PROBLEM DESCRIPTION >> Check each line of the data below for the word "timestream", then extract the ones that have it.
::: PROVIDED DATA
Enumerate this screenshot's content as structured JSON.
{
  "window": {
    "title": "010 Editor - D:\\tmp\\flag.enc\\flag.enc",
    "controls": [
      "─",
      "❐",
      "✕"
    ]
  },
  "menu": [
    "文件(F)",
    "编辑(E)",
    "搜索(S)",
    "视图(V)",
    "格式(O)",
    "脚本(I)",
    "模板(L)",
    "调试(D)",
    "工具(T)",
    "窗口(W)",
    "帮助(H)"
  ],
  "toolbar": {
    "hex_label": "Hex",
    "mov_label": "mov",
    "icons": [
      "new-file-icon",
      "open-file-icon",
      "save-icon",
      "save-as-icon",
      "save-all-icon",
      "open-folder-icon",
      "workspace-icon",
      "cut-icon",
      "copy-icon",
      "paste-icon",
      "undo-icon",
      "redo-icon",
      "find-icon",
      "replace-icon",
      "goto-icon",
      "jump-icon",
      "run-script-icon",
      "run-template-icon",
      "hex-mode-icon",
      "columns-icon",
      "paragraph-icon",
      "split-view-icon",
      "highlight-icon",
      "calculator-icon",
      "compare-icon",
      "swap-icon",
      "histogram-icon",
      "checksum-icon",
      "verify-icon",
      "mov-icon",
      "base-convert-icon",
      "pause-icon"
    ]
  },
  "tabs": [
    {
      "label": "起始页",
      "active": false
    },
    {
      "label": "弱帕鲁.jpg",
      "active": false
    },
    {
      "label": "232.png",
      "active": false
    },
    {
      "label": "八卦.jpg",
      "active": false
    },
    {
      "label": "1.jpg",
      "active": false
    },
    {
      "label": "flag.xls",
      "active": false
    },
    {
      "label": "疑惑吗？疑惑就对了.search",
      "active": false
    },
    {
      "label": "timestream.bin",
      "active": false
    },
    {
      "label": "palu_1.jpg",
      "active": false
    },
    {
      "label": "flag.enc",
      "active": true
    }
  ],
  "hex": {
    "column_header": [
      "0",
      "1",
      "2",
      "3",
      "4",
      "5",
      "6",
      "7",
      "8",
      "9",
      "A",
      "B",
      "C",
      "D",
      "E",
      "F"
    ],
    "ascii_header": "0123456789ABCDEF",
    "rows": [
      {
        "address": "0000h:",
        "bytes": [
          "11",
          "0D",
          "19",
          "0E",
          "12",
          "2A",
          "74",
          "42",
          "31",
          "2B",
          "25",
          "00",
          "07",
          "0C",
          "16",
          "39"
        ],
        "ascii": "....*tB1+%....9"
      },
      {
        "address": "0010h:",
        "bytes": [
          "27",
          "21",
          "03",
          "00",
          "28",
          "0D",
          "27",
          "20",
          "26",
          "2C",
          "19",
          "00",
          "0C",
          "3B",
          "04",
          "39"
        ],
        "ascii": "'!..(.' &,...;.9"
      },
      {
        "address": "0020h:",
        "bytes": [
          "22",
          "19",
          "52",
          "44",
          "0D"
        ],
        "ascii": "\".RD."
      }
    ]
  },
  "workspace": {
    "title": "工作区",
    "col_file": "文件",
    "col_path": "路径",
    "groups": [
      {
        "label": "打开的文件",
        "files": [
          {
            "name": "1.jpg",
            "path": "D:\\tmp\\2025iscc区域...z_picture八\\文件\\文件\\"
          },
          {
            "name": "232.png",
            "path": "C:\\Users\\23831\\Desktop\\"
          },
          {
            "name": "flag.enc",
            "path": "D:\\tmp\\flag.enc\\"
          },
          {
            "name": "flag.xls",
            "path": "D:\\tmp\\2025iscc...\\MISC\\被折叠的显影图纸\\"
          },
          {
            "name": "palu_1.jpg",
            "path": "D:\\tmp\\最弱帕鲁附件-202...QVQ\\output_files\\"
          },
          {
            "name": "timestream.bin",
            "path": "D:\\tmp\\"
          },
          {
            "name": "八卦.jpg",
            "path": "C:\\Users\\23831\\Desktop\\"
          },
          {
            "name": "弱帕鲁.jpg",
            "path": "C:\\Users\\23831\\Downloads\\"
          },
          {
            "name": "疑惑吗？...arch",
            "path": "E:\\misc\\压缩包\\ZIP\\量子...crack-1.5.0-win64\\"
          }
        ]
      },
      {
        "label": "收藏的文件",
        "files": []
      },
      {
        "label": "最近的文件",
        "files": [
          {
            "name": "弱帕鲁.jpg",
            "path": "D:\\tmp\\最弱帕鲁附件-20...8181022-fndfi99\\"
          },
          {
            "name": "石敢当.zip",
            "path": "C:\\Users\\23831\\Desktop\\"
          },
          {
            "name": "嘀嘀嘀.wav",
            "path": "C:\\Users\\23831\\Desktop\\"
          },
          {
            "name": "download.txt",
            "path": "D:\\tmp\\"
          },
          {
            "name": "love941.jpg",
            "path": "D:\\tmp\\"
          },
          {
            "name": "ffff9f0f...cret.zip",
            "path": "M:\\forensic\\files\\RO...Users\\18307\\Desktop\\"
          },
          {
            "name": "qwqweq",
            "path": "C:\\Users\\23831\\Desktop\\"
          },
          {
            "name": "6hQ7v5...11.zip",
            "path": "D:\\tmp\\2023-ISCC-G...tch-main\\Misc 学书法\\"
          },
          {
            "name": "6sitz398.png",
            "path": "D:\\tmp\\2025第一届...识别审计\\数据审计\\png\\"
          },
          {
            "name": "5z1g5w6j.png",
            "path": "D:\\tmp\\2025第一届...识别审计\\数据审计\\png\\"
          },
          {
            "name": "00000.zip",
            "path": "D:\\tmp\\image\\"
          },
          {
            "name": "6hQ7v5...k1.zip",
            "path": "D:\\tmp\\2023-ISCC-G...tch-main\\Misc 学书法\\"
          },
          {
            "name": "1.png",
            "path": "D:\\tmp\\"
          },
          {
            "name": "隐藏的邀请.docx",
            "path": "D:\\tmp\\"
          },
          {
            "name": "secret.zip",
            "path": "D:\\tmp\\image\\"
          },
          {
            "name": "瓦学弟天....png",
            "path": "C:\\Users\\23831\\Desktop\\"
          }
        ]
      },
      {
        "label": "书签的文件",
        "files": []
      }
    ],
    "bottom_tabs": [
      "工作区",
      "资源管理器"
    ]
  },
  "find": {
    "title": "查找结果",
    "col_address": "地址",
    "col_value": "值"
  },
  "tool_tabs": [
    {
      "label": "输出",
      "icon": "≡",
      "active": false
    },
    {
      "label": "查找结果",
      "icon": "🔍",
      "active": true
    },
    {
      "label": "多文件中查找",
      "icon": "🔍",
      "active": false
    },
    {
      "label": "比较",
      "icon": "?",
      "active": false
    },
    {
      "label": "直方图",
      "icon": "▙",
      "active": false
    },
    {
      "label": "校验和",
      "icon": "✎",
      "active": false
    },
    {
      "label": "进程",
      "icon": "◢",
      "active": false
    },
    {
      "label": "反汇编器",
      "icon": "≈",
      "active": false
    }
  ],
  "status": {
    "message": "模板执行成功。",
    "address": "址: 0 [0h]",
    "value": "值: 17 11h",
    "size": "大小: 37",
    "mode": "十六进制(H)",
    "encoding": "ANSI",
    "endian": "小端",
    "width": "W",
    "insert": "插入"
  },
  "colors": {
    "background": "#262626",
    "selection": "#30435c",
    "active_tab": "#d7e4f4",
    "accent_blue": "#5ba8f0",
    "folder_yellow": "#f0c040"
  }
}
::::::
REPLY TO THE TASK >>
      "label": "timestream.bin",
            "name": "timestream.bin",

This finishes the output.